--- begin ---

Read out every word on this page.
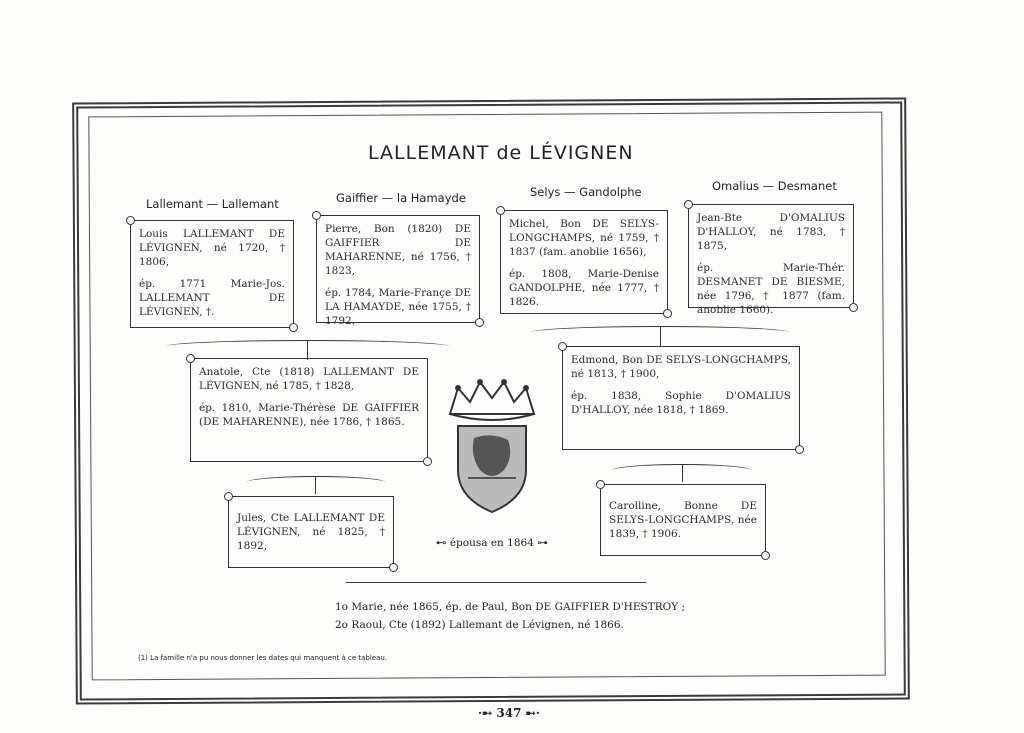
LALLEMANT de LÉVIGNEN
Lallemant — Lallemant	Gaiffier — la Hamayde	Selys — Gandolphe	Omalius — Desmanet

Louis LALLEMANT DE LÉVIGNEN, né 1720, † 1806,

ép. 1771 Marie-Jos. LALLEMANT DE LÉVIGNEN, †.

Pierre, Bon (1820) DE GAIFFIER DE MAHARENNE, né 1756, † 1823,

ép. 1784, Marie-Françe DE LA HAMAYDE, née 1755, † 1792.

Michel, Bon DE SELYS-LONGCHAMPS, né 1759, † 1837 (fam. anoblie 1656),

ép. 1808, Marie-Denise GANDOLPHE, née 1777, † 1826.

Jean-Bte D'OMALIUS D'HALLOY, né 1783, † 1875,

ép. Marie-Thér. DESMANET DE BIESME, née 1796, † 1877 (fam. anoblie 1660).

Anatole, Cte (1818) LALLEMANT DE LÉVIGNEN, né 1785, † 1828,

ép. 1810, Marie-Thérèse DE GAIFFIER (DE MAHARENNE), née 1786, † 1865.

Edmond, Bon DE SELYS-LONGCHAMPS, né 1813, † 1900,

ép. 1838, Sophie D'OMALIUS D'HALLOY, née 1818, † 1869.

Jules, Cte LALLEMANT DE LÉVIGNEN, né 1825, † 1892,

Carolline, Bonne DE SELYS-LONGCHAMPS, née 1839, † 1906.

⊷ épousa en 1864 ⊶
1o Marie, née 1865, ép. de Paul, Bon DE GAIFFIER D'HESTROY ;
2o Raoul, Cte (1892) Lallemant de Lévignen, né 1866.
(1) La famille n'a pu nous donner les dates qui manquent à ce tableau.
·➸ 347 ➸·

--- end ---
--- begin ---

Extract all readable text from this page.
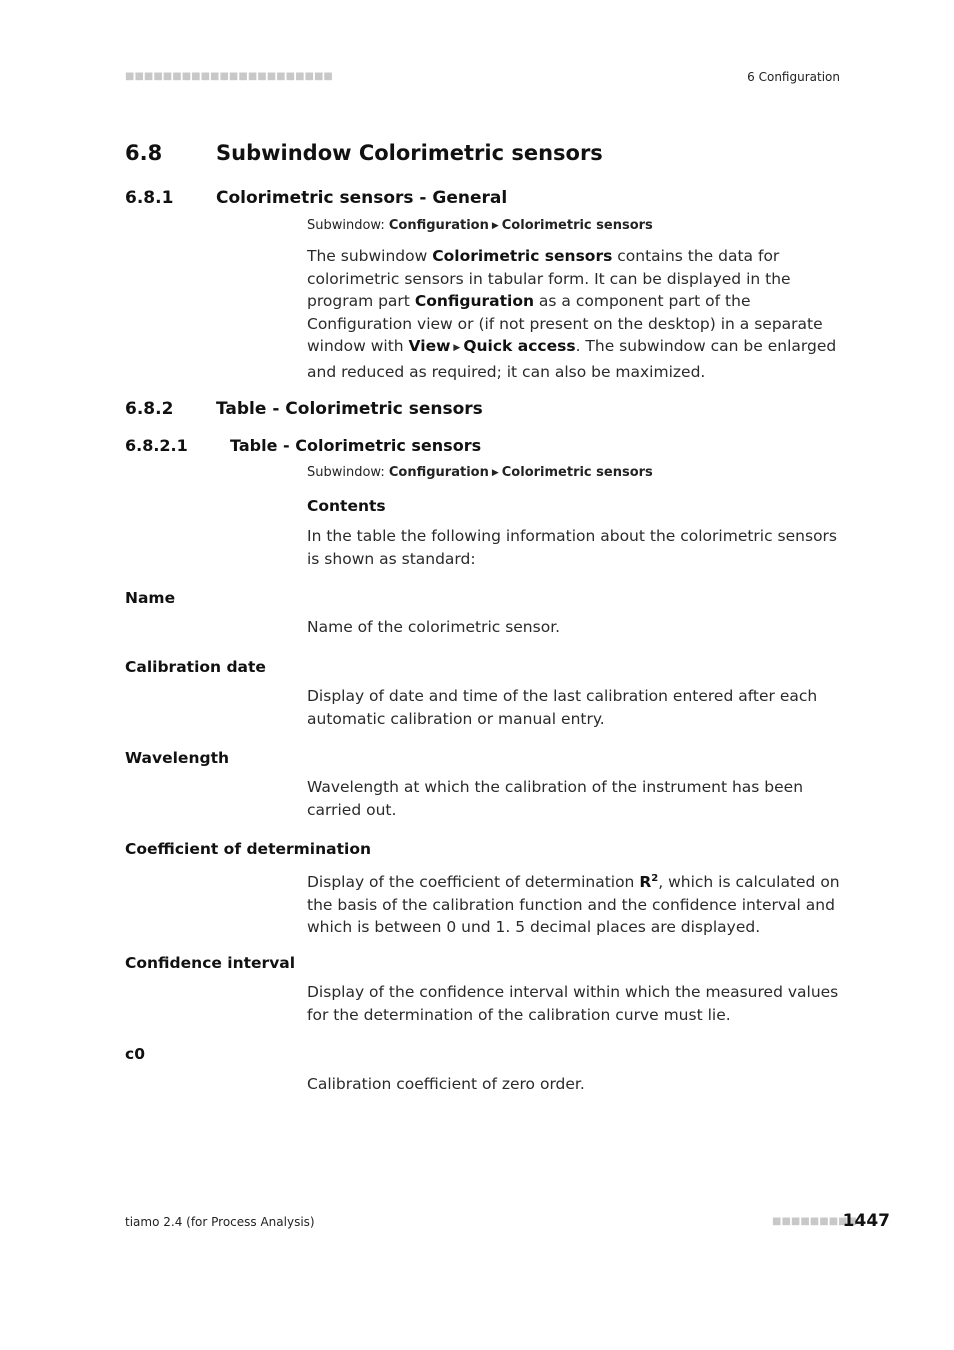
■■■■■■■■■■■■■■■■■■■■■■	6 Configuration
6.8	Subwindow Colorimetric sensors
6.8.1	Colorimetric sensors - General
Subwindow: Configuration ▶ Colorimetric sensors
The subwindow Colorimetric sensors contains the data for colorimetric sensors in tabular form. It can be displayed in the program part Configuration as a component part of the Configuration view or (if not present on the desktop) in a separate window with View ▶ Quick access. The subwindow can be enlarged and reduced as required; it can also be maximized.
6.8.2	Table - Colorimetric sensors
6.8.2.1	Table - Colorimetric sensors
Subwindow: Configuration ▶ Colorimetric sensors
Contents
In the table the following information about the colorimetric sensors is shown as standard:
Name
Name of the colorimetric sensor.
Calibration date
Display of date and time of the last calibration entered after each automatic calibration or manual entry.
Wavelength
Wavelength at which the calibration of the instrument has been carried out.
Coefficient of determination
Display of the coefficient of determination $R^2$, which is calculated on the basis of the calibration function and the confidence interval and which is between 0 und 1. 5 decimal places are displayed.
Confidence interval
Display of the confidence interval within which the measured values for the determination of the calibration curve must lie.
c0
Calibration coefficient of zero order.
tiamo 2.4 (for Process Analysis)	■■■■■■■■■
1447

--- end ---

TASK BRIEF. Find the word "HALLOY" and list each line it appears in.

THE RESPONSE.
Jean-Bte D'OMALIUS D'HALLOY, né 1783, † 1875,
ép. 1838, Sophie D'OMALIUS D'HALLOY, née 1818, † 1869.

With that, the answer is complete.